§ **SHORT TASK**
Here are some entries; quote each one exactly.

Dataset records

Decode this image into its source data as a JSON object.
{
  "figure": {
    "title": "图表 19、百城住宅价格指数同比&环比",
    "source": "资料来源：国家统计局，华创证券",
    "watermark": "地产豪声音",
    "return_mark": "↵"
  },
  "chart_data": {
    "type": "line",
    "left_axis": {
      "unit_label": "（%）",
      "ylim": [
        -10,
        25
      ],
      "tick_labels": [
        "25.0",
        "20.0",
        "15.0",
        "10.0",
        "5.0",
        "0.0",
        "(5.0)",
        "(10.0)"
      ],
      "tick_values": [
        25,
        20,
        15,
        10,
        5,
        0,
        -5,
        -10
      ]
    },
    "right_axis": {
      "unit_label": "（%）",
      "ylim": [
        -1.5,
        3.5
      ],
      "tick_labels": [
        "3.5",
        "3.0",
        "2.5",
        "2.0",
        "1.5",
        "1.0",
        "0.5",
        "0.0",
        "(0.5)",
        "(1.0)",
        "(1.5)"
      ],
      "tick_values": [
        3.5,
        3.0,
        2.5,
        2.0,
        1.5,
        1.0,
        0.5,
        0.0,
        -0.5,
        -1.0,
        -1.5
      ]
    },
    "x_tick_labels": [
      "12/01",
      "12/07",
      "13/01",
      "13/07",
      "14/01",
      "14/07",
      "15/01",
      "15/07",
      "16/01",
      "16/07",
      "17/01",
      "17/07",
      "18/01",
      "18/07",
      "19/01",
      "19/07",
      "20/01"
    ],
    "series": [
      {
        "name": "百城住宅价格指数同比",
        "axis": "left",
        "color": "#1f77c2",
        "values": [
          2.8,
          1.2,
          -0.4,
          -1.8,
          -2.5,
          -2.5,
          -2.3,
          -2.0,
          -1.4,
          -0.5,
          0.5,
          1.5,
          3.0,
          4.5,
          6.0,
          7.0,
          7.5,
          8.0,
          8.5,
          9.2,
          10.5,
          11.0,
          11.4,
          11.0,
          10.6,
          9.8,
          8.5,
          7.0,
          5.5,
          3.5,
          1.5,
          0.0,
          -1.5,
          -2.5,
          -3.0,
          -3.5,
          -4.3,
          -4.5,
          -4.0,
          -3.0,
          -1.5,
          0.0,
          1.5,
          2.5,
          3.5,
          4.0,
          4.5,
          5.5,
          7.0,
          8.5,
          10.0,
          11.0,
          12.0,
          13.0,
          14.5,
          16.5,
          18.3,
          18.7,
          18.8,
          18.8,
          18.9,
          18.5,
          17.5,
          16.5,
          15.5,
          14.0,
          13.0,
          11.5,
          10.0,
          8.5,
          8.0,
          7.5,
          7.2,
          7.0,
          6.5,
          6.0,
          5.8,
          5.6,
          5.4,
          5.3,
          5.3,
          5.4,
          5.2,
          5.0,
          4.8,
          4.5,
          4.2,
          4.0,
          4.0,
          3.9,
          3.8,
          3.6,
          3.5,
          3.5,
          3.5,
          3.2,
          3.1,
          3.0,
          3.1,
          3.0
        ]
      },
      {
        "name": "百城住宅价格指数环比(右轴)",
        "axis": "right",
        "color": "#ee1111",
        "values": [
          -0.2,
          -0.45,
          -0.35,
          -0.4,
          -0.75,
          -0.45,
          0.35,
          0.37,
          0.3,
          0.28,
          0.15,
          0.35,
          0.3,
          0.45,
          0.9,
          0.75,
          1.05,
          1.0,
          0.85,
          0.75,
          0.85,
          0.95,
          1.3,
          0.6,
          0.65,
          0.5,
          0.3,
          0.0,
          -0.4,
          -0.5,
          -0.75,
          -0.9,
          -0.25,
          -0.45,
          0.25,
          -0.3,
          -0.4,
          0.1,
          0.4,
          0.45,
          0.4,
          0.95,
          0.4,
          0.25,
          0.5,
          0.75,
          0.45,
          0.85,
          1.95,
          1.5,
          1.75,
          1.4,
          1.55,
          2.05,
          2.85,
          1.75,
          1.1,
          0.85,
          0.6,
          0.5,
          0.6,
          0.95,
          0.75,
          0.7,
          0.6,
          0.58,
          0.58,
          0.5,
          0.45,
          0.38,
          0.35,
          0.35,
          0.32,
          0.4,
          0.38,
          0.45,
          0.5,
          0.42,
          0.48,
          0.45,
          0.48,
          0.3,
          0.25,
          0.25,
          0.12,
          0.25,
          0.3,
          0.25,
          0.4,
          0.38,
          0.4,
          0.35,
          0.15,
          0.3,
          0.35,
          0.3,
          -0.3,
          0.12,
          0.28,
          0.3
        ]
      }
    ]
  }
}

§ **REPLY**
Decode this image into its source data as a JSON object.
{
  "figure": {
    "title": "图表 19、百城住宅价格指数同比&环比",
    "source": "资料来源：国家统计局，华创证券",
    "watermark": "地产豪声音",
    "return_mark": "↵"
  },
  "chart_data": {
    "type": "line",
    "left_axis": {
      "unit_label": "（%）",
      "ylim": [
        -10,
        25
      ],
      "tick_labels": [
        "25.0",
        "20.0",
        "15.0",
        "10.0",
        "5.0",
        "0.0",
        "(5.0)",
        "(10.0)"
      ],
      "tick_values": [
        25,
        20,
        15,
        10,
        5,
        0,
        -5,
        -10
      ]
    },
    "right_axis": {
      "unit_label": "（%）",
      "ylim": [
        -1.5,
        3.5
      ],
      "tick_labels": [
        "3.5",
        "3.0",
        "2.5",
        "2.0",
        "1.5",
        "1.0",
        "0.5",
        "0.0",
        "(0.5)",
        "(1.0)",
        "(1.5)"
      ],
      "tick_values": [
        3.5,
        3.0,
        2.5,
        2.0,
        1.5,
        1.0,
        0.5,
        0.0,
        -0.5,
        -1.0,
        -1.5
      ]
    },
    "x_tick_labels": [
      "12/01",
      "12/07",
      "13/01",
      "13/07",
      "14/01",
      "14/07",
      "15/01",
      "15/07",
      "16/01",
      "16/07",
      "17/01",
      "17/07",
      "18/01",
      "18/07",
      "19/01",
      "19/07",
      "20/01"
    ],
    "series": [
      {
        "name": "百城住宅价格指数同比",
        "axis": "left",
        "color": "#1f77c2",
        "values": [
          2.8,
          1.2,
          -0.4,
          -1.8,
          -2.5,
          -2.5,
          -2.3,
          -2.0,
          -1.4,
          -0.5,
          0.5,
          1.5,
          3.0,
          4.5,
          6.0,
          7.0,
          7.5,
          8.0,
          8.5,
          9.2,
          10.5,
          11.0,
          11.4,
          11.0,
          10.6,
          9.8,
          8.5,
          7.0,
          5.5,
          3.5,
          1.5,
          0.0,
          -1.5,
          -2.5,
          -3.0,
          -3.5,
          -4.3,
          -4.5,
          -4.0,
          -3.0,
          -1.5,
          0.0,
          1.5,
          2.5,
          3.5,
          4.0,
          4.5,
          5.5,
          7.0,
          8.5,
          10.0,
          11.0,
          12.0,
          13.0,
          14.5,
          16.5,
          18.3,
          18.7,
          18.8,
          18.8,
          18.9,
          18.5,
          17.5,
          16.5,
          15.5,
          14.0,
          13.0,
          11.5,
          10.0,
          8.5,
          8.0,
          7.5,
          7.2,
          7.0,
          6.5,
          6.0,
          5.8,
          5.6,
          5.4,
          5.3,
          5.3,
          5.4,
          5.2,
          5.0,
          4.8,
          4.5,
          4.2,
          4.0,
          4.0,
          3.9,
          3.8,
          3.6,
          3.5,
          3.5,
          3.5,
          3.2,
          3.1,
          3.0,
          3.1,
          3.0
        ]
      },
      {
        "name": "百城住宅价格指数环比(右轴)",
        "axis": "right",
        "color": "#ee1111",
        "values": [
          -0.2,
          -0.45,
          -0.35,
          -0.4,
          -0.75,
          -0.45,
          0.35,
          0.37,
          0.3,
          0.28,
          0.15,
          0.35,
          0.3,
          0.45,
          0.9,
          0.75,
          1.05,
          1.0,
          0.85,
          0.75,
          0.85,
          0.95,
          1.3,
          0.6,
          0.65,
          0.5,
          0.3,
          0.0,
          -0.4,
          -0.5,
          -0.75,
          -0.9,
          -0.25,
          -0.45,
          0.25,
          -0.3,
          -0.4,
          0.1,
          0.4,
          0.45,
          0.4,
          0.95,
          0.4,
          0.25,
          0.5,
          0.75,
          0.45,
          0.85,
          1.95,
          1.5,
          1.75,
          1.4,
          1.55,
          2.05,
          2.85,
          1.75,
          1.1,
          0.85,
          0.6,
          0.5,
          0.6,
          0.95,
          0.75,
          0.7,
          0.6,
          0.58,
          0.58,
          0.5,
          0.45,
          0.38,
          0.35,
          0.35,
          0.32,
          0.4,
          0.38,
          0.45,
          0.5,
          0.42,
          0.48,
          0.45,
          0.48,
          0.3,
          0.25,
          0.25,
          0.12,
          0.25,
          0.3,
          0.25,
          0.4,
          0.38,
          0.4,
          0.35,
          0.15,
          0.3,
          0.35,
          0.3,
          -0.3,
          0.12,
          0.28,
          0.3
        ]
      }
    ]
  }
}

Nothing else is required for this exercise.